Task prompt:
Below is a block of records. Copy every line in it that contains the word "label".

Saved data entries
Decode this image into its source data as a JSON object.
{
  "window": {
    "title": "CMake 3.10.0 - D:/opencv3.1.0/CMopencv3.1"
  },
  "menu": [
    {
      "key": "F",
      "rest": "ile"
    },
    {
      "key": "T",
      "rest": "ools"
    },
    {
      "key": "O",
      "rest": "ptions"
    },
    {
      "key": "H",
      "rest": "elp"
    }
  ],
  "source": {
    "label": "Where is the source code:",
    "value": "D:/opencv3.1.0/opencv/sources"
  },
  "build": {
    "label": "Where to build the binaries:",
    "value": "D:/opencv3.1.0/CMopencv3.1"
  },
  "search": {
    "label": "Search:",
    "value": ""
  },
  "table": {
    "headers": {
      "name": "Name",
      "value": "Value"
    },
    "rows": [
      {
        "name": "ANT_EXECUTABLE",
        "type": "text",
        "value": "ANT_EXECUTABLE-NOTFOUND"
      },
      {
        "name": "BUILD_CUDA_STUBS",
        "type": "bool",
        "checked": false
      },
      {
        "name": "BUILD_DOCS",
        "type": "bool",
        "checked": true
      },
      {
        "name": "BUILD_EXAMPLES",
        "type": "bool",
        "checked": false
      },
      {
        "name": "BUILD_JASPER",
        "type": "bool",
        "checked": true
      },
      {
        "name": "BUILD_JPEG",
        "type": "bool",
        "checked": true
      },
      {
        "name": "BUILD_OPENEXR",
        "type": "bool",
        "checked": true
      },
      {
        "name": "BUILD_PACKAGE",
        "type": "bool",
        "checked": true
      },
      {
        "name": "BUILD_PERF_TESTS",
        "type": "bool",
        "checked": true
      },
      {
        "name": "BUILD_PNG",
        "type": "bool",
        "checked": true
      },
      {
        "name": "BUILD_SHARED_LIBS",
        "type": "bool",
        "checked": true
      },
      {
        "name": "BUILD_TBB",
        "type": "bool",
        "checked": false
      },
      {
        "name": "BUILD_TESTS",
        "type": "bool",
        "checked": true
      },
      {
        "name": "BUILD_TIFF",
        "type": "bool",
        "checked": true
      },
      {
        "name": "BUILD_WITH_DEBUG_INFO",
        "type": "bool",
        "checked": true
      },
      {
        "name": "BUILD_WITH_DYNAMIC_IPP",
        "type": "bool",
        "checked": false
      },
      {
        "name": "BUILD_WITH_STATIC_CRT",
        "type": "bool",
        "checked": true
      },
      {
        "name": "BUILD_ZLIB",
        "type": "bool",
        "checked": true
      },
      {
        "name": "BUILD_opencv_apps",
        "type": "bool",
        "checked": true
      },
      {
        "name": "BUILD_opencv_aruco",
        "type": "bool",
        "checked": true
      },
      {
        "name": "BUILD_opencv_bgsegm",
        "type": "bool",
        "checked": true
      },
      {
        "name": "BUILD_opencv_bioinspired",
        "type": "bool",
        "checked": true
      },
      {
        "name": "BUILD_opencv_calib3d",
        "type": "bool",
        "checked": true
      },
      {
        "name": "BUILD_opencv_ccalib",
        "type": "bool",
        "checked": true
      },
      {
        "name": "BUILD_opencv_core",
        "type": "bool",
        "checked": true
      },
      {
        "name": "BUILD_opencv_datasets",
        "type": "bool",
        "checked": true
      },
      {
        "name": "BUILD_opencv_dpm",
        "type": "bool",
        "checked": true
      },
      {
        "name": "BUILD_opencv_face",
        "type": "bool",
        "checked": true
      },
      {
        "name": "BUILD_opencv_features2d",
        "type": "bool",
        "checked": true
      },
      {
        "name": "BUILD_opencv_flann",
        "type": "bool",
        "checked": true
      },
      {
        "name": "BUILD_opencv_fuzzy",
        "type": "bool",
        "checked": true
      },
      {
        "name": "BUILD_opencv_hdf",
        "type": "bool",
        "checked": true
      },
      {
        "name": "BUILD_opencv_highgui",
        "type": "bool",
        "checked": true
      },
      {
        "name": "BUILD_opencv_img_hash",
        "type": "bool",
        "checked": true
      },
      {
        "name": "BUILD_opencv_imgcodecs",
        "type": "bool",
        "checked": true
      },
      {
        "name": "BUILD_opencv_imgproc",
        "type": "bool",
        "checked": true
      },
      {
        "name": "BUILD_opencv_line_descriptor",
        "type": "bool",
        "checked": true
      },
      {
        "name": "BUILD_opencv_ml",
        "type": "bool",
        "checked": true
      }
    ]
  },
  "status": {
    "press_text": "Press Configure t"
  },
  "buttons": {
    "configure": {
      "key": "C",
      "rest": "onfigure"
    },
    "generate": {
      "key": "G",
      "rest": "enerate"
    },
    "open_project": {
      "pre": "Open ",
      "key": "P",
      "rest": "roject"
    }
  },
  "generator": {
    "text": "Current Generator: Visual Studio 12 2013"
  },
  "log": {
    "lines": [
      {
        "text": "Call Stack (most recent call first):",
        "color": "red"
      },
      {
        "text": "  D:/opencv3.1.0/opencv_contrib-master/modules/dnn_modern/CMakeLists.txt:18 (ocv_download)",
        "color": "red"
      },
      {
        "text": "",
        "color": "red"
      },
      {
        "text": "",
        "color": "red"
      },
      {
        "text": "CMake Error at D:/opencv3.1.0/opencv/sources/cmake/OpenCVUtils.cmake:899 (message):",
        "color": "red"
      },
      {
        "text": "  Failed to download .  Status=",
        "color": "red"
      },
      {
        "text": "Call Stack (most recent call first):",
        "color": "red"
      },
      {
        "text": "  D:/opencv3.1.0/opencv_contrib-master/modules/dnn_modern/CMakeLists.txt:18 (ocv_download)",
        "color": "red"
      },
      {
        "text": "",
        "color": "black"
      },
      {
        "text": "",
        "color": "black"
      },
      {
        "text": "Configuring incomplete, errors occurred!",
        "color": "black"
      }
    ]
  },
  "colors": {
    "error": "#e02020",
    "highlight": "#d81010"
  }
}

Correct answer:
    "label": "Where is the source code:",
    "label": "Where to build the binaries:",
    "label": "Search:",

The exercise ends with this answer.